WHAT NEEDS TO BE DONE - Wherever the string "Text" appears in the entries below, return the line that holds it.

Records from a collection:

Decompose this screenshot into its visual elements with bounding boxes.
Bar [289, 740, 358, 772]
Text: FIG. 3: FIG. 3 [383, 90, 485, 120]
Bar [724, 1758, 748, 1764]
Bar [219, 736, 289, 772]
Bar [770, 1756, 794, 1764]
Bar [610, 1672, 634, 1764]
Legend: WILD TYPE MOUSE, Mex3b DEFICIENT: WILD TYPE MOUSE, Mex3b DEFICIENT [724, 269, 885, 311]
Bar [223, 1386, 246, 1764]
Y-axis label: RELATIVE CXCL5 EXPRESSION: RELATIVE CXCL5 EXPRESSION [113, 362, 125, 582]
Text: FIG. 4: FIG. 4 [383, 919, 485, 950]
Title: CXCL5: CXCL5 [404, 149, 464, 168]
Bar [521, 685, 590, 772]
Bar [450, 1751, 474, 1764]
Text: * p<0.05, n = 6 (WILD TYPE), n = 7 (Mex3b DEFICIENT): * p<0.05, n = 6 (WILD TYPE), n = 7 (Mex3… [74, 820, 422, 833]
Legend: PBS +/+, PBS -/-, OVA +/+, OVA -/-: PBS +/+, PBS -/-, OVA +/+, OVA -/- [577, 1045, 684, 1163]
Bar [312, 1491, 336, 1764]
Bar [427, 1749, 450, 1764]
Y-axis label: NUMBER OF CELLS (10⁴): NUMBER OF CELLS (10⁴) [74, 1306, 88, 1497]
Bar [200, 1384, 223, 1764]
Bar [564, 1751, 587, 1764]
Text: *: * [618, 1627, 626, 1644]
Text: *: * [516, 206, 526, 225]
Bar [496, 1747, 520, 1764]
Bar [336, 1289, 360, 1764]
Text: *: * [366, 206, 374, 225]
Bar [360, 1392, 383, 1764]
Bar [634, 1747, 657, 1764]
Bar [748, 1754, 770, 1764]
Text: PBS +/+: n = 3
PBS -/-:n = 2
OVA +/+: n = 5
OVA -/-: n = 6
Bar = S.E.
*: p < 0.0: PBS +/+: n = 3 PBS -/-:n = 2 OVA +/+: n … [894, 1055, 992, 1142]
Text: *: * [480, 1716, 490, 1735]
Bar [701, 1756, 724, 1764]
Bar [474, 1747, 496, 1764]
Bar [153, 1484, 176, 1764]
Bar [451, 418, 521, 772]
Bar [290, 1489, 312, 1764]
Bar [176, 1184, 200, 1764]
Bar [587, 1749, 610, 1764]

TASK SOLUTION -
Text: FIG. 3: FIG. 3 [383, 90, 485, 120]
Text: FIG. 4: FIG. 4 [383, 919, 485, 950]
Text: * p<0.05, n = 6 (WILD TYPE), n = 7 (Mex3b DEFICIENT): * p<0.05, n = 6 (WILD TYPE), n = 7 (Mex3… [74, 820, 422, 833]
Text: *: * [618, 1627, 626, 1644]
Text: *: * [516, 206, 526, 225]
Text: *: * [366, 206, 374, 225]
Text: PBS +/+: n = 3
Text: *: * [480, 1716, 490, 1735]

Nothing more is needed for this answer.